Aim of the task:
Render all of the entries below as a two-column CSV with the header description,locations, one row per entry, putting each entry's text under description and its answer under locations, with every field in quotes and line breaks replaced by spaces. Leave the pictures out.
————
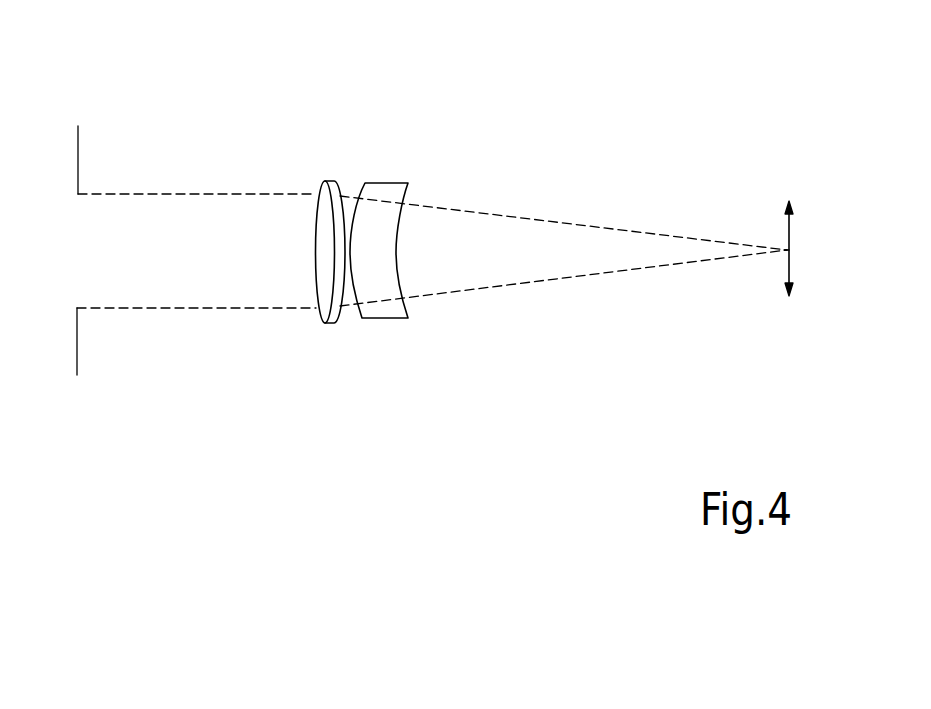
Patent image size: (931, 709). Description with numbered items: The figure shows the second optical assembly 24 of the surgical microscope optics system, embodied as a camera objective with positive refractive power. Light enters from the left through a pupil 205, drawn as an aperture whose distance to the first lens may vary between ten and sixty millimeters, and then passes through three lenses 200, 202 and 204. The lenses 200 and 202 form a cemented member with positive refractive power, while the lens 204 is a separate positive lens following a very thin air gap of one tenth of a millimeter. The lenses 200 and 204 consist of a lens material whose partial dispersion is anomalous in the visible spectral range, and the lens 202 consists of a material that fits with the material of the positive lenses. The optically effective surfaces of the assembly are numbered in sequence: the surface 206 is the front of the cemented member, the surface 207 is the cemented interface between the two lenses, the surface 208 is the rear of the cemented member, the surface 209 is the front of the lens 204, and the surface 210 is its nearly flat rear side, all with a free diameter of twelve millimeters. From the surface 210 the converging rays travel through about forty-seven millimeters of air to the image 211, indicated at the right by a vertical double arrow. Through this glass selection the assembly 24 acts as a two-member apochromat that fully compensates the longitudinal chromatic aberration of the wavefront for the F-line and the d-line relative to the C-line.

The second optical assembly 24 is at (413, 95).
The lens 200 is at (322, 182).
The lens 202 is at (337, 183).
The lens 204 is at (394, 182).
The pupil 205 is at (78, 128).
The optically effective surface 206 is at (318, 232).
The optically effective surface 207 is at (334, 281).
The optically effective surface 208 is at (345, 200).
The optically effective surface 209 is at (362, 312).
The optically effective surface 210 is at (397, 257).
The image 211 is at (788, 238).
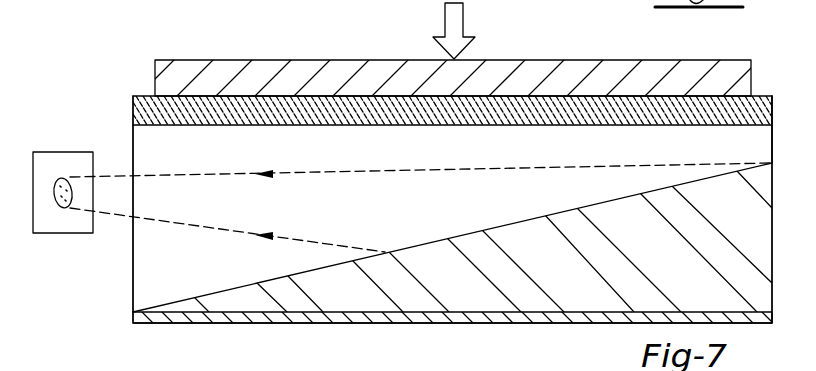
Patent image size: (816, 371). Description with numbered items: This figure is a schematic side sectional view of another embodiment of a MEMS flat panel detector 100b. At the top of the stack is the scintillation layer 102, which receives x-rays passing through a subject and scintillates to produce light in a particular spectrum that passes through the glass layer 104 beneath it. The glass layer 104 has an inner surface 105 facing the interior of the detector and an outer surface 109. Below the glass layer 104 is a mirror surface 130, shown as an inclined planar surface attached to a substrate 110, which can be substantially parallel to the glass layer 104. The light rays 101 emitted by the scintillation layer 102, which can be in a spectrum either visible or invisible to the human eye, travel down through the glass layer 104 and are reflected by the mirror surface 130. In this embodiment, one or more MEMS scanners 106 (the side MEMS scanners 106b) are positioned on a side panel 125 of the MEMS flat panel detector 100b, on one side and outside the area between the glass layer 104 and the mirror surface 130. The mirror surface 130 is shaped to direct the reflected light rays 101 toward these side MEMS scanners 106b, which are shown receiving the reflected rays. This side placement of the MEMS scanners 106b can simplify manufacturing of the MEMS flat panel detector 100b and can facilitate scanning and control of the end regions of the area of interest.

The MEMS flat panel detector 100b is at (551, 42).
The light rays 101 is at (293, 173).
The scintillation layer 102 is at (155, 85).
The glass layer 104 is at (133, 107).
The inner surface 105 is at (661, 125).
The MEMS scanner 106 is at (81, 225).
The side MEMS scanner 106b is at (61, 200).
The outer surface 109 is at (766, 96).
The substrate 110 is at (218, 323).
The side panel 125 is at (74, 189).
The mirror surface 130 is at (208, 295).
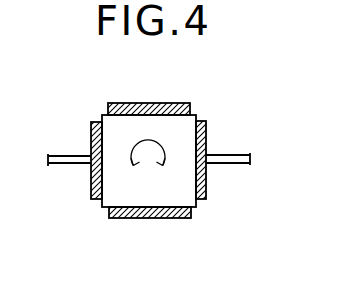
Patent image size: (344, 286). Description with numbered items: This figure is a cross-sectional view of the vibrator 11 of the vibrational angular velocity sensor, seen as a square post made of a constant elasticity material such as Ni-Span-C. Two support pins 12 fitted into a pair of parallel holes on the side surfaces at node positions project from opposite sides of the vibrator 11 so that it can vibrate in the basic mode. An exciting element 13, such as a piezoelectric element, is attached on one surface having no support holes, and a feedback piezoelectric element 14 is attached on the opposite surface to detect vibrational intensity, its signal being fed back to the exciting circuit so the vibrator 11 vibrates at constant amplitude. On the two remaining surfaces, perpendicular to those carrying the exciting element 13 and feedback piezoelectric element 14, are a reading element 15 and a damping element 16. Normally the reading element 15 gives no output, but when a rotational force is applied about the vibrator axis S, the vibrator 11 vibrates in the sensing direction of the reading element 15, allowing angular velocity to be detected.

The vibrator 11 is at (187, 123).
The support pins 12 is at (231, 163).
The exciting element 13 is at (152, 103).
The feedback piezoelectric element 14 is at (172, 218).
The reading element 15 is at (207, 137).
The damping element 16 is at (93, 126).
The vibrator axis S is at (147, 163).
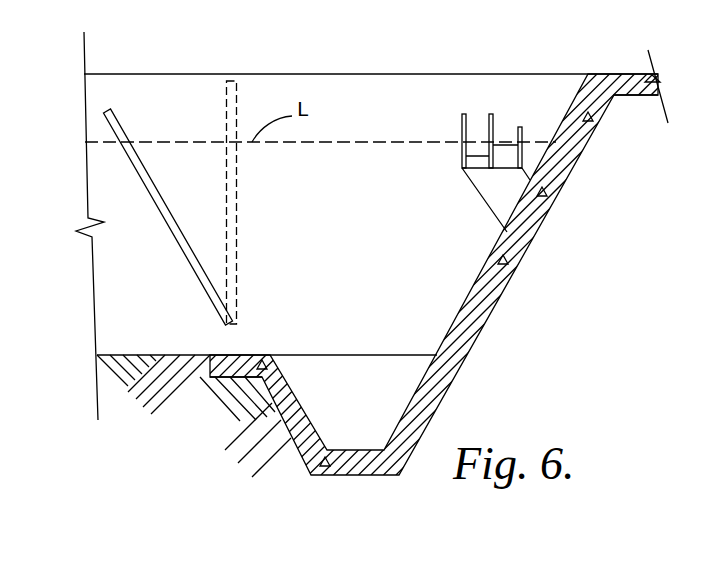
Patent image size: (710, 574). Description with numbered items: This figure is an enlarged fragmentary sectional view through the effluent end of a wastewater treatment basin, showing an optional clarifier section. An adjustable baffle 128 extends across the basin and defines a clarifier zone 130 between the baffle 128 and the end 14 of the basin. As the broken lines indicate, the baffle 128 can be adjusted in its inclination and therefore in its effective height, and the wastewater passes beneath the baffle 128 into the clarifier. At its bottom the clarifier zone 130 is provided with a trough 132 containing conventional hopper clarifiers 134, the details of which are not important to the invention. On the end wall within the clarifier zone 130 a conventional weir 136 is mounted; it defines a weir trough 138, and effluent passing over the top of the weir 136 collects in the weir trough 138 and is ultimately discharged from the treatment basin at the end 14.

The end of the basin 14 is at (623, 75).
The adjustable baffle 128 is at (180, 246).
The clarifier zone 130 is at (376, 262).
The trough 132 is at (398, 378).
The hopper clarifiers 134 is at (324, 370).
The weir 136 is at (503, 98).
The weir trough 138 is at (530, 162).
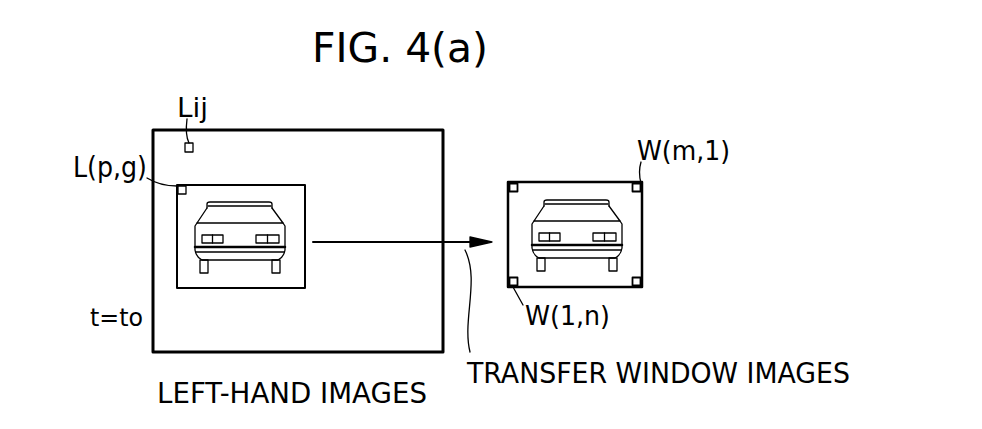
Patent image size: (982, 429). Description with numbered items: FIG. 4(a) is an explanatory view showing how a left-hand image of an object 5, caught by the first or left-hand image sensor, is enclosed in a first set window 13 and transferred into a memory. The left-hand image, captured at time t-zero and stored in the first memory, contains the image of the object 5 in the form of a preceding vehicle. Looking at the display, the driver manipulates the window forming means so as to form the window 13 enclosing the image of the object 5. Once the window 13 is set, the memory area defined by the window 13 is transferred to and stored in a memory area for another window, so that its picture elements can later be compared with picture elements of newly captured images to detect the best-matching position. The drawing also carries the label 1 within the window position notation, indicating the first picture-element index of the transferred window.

The object 5 is at (250, 203).
The window 13 is at (298, 186).
The window position W(1,1) 1 is at (512, 184).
————
Task response:
description,locations
"Patent image size: (931, 709). Description with numbered items: The figure shows the second optical assembly 24 of the surgical microscope optics system, embodied as a camera objective with positive refractive power. Light enters from the left through a pupil 205, drawn as an aperture whose distance to the first lens may vary between ten and sixty millimeters, and then passes through three lenses 200, 202 and 204. The lenses 200 and 202 form a cemented member with positive refractive power, while the lens 204 is a separate positive lens following a very thin air gap of one tenth of a millimeter. The lenses 200 and 204 consist of a lens material whose partial dispersion is anomalous in the visible spectral range, and the lens 202 consists of a material that fits with the material of the positive lenses. The optically effective surfaces of the assembly are numbered in sequence: the surface 206 is the front of the cemented member, the surface 207 is the cemented interface between the two lenses, the surface 208 is the rear of the cemented member, the surface 209 is the front of the lens 204, and the surface 210 is its nearly flat rear side, all with a free diameter of twelve millimeters. From the surface 210 the converging rays travel through about forty-seven millimeters of air to the image 211, indicated at the right by a vertical double arrow. Through this glass selection the assembly 24 acts as a two-member apochromat that fully compensates the longitudinal chromatic aberration of the wavefront for the F-line and the d-line relative to the C-line.","The second optical assembly 24 is at (413, 95). The lens 200 is at (322, 182). The lens 202 is at (337, 183). The lens 204 is at (394, 182). The pupil 205 is at (78, 128). The optically effective surface 206 is at (318, 232). The optically effective surface 207 is at (334, 281). The optically effective surface 208 is at (345, 200). The optically effective surface 209 is at (362, 312). The optically effective surface 210 is at (397, 257). The image 211 is at (788, 238)."
"Patent image size: (816, 371). Description with numbered items: This figure is a schematic side sectional view of another embodiment of a MEMS flat panel detector 100b. At the top of the stack is the scintillation layer 102, which receives x-rays passing through a subject and scintillates to produce light in a particular spectrum that passes through the glass layer 104 beneath it. The glass layer 104 has an inner surface 105 facing the interior of the detector and an outer surface 109. Below the glass layer 104 is a mirror surface 130, shown as an inclined planar surface attached to a substrate 110, which can be substantially parallel to the glass layer 104. The light rays 101 emitted by the scintillation layer 102, which can be in a spectrum either visible or invisible to the human eye, travel down through the glass layer 104 and are reflected by the mirror surface 130. In this embodiment, one or more MEMS scanners 106 (the side MEMS scanners 106b) are positioned on a side panel 125 of the MEMS flat panel detector 100b, on one side and outside the area between the glass layer 104 and the mirror surface 130. The mirror surface 130 is shaped to direct the reflected light rays 101 toward these side MEMS scanners 106b, which are shown receiving the reflected rays. This side placement of the MEMS scanners 106b can simplify manufacturing of the MEMS flat panel detector 100b and can facilitate scanning and control of the end regions of the area of interest.","The MEMS flat panel detector 100b is at (551, 42). The light rays 101 is at (293, 173). The scintillation layer 102 is at (155, 85). The glass layer 104 is at (133, 107). The inner surface 105 is at (661, 125). The MEMS scanner 106 is at (81, 225). The side MEMS scanner 106b is at (61, 200). The outer surface 109 is at (766, 96). The substrate 110 is at (218, 323). The side panel 125 is at (74, 189). The mirror surface 130 is at (208, 295)."
"Patent image size: (344, 286). Description with numbered items: This figure is a cross-sectional view of the vibrator 11 of the vibrational angular velocity sensor, seen as a square post made of a constant elasticity material such as Ni-Span-C. Two support pins 12 fitted into a pair of parallel holes on the side surfaces at node positions project from opposite sides of the vibrator 11 so that it can vibrate in the basic mode. An exciting element 13, such as a piezoelectric element, is attached on one surface having no support holes, and a feedback piezoelectric element 14 is attached on the opposite surface to detect vibrational intensity, its signal being fed back to the exciting circuit so the vibrator 11 vibrates at constant amplitude. On the two remaining surfaces, perpendicular to those carrying the exciting element 13 and feedback piezoelectric element 14, are a reading element 15 and a damping element 16. Normally the reading element 15 gives no output, but when a rotational force is applied about the vibrator axis S, the vibrator 11 vibrates in the sensing direction of the reading element 15, allowing angular velocity to be detected.","The vibrator 11 is at (187, 123). The support pins 12 is at (231, 163). The exciting element 13 is at (152, 103). The feedback piezoelectric element 14 is at (172, 218). The reading element 15 is at (207, 137). The damping element 16 is at (93, 126). The vibrator axis S is at (147, 163)."
"Patent image size: (710, 574). Description with numbered items: This figure is an enlarged fragmentary sectional view through the effluent end of a wastewater treatment basin, showing an optional clarifier section. An adjustable baffle 128 extends across the basin and defines a clarifier zone 130 between the baffle 128 and the end 14 of the basin. As the broken lines indicate, the baffle 128 can be adjusted in its inclination and therefore in its effective height, and the wastewater passes beneath the baffle 128 into the clarifier. At its bottom the clarifier zone 130 is provided with a trough 132 containing conventional hopper clarifiers 134, the details of which are not important to the invention. On the end wall within the clarifier zone 130 a conventional weir 136 is mounted; it defines a weir trough 138, and effluent passing over the top of the weir 136 collects in the weir trough 138 and is ultimately discharged from the treatment basin at the end 14.","The end of the basin 14 is at (623, 75). The adjustable baffle 128 is at (180, 246). The clarifier zone 130 is at (376, 262). The trough 132 is at (398, 378). The hopper clarifiers 134 is at (324, 370). The weir 136 is at (503, 98). The weir trough 138 is at (530, 162)."
"Patent image size: (982, 429). Description with numbered items: FIG. 4(a) is an explanatory view showing how a left-hand image of an object 5, caught by the first or left-hand image sensor, is enclosed in a first set window 13 and transferred into a memory. The left-hand image, captured at time t-zero and stored in the first memory, contains the image of the object 5 in the form of a preceding vehicle. Looking at the display, the driver manipulates the window forming means so as to form the window 13 enclosing the image of the object 5. Once the window 13 is set, the memory area defined by the window 13 is transferred to and stored in a memory area for another window, so that its picture elements can later be compared with picture elements of newly captured images to detect the best-matching position. The drawing also carries the label 1 within the window position notation, indicating the first picture-element index of the transferred window.","The object 5 is at (250, 203). The window 13 is at (298, 186). The window position W(1,1) 1 is at (512, 184)."